▶ [Given instruction] Return only the number of lines that hold "header".

▶ [Task material]
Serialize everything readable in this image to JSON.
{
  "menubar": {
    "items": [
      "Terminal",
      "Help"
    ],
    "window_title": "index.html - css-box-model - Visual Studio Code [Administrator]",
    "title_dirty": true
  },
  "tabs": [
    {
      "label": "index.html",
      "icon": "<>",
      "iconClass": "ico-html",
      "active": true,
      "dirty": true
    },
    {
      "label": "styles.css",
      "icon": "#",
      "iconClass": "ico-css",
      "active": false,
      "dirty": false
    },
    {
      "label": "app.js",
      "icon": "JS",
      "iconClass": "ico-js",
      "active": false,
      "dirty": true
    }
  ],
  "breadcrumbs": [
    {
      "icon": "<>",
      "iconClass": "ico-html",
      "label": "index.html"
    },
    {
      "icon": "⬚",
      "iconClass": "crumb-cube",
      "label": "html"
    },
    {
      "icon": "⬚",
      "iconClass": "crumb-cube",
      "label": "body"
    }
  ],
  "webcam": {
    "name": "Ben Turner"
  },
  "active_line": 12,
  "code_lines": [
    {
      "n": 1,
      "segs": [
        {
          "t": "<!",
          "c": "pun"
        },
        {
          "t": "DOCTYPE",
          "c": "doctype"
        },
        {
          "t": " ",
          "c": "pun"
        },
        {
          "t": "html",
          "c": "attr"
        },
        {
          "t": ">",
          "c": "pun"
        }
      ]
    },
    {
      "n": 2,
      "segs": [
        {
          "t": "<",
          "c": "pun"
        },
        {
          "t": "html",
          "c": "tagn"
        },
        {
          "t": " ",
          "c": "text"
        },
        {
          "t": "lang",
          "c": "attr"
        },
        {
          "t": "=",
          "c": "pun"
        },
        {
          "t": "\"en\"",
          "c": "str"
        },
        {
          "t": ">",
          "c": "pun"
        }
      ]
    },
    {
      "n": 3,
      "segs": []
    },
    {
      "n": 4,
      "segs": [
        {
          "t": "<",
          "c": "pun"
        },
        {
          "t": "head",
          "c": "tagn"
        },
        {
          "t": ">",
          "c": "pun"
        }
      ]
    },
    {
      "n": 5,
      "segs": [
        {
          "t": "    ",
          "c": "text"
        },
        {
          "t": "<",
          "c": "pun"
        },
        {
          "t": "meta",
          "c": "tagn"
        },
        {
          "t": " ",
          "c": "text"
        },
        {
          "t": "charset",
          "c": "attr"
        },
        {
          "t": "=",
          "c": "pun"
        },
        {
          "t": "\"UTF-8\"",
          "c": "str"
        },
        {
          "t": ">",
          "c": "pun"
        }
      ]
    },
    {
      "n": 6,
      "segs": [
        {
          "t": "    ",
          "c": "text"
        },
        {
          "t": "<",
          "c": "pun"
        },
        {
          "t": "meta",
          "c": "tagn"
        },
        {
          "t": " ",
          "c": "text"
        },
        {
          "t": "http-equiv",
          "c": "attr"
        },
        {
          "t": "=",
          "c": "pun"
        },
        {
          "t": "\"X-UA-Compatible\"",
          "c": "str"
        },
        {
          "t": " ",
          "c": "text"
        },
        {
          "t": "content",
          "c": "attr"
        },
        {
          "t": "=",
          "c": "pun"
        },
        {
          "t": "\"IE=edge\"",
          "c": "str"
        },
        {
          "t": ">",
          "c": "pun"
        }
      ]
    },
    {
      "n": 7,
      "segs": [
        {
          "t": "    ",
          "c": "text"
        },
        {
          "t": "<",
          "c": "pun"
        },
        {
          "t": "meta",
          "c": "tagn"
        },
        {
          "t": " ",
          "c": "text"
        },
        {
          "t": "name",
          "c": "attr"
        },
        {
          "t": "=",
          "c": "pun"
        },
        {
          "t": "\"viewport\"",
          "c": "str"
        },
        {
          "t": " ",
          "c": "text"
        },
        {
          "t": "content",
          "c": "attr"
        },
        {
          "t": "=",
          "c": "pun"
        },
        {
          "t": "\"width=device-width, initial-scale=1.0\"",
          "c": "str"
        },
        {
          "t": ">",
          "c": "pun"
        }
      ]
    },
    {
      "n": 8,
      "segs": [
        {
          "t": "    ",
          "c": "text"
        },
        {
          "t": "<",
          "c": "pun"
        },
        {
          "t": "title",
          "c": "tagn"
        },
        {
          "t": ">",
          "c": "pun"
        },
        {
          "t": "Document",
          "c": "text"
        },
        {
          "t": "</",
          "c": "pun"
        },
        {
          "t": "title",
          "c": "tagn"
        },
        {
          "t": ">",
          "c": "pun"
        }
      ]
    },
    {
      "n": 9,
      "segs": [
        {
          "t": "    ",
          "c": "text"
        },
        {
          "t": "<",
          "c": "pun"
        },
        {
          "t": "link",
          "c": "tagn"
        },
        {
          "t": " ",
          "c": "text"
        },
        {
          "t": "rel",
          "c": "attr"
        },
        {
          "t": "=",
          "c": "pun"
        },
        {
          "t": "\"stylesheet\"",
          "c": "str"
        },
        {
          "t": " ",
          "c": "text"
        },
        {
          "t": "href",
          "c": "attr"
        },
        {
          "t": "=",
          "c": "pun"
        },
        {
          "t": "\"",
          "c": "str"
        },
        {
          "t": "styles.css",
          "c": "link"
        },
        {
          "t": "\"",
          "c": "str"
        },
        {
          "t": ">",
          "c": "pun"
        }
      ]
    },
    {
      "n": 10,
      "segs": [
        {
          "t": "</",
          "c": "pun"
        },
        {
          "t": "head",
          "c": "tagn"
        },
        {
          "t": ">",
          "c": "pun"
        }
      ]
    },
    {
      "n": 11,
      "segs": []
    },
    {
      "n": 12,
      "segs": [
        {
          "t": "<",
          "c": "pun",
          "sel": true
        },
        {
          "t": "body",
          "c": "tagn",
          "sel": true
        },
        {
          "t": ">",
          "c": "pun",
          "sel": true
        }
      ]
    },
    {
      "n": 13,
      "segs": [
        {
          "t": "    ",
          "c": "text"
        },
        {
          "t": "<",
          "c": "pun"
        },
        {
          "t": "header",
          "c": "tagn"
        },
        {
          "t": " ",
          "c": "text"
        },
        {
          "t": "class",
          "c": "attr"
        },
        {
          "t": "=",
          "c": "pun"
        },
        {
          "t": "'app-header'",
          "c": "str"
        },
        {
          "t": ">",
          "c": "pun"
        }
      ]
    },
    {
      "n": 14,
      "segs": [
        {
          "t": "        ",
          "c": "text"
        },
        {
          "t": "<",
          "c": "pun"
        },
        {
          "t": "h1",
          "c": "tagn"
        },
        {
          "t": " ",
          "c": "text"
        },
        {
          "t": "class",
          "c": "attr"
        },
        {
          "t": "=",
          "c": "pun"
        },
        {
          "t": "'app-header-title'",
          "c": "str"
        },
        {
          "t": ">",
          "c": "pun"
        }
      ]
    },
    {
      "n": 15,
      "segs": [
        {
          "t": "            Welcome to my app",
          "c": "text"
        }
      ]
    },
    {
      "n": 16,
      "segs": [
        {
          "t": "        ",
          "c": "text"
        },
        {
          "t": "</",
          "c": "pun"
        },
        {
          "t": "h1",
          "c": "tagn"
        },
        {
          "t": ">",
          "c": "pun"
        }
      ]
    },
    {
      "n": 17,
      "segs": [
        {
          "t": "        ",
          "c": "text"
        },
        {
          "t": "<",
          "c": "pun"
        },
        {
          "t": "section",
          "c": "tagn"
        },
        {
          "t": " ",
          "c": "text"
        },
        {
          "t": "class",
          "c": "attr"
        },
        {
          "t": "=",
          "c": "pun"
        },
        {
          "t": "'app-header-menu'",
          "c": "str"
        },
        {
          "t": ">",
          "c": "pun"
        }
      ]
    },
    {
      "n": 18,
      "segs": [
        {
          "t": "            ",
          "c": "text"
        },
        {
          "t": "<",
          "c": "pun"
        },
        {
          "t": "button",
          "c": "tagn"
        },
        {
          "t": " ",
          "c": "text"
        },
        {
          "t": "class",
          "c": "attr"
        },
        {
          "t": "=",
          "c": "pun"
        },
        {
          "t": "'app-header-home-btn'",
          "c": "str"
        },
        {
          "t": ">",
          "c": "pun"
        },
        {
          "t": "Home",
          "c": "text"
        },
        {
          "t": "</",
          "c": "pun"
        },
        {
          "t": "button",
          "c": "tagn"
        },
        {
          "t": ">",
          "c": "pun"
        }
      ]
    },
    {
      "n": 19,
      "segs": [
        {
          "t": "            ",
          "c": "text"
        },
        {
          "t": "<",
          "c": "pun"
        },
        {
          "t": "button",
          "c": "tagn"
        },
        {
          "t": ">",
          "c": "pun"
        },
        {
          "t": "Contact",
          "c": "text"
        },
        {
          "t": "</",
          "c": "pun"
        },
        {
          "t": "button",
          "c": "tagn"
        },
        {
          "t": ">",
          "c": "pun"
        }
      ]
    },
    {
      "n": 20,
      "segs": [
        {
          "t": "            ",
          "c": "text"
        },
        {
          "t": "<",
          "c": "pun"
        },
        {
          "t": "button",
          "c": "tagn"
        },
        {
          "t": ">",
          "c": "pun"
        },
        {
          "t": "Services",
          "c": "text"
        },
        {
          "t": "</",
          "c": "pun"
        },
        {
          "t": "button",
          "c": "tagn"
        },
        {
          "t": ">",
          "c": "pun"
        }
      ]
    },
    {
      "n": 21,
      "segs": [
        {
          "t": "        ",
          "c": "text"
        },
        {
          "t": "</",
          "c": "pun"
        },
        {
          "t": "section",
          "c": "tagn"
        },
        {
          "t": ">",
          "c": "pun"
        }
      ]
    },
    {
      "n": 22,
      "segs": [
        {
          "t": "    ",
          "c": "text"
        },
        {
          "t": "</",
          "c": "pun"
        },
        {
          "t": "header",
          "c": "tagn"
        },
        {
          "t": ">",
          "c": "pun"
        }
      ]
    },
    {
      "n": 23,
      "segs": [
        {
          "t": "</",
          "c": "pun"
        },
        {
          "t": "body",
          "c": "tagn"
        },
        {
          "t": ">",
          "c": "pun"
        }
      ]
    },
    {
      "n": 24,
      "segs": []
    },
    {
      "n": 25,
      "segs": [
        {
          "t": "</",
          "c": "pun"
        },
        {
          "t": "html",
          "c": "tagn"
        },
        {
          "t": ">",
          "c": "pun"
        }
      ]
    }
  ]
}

▶ [Finished exercise] 6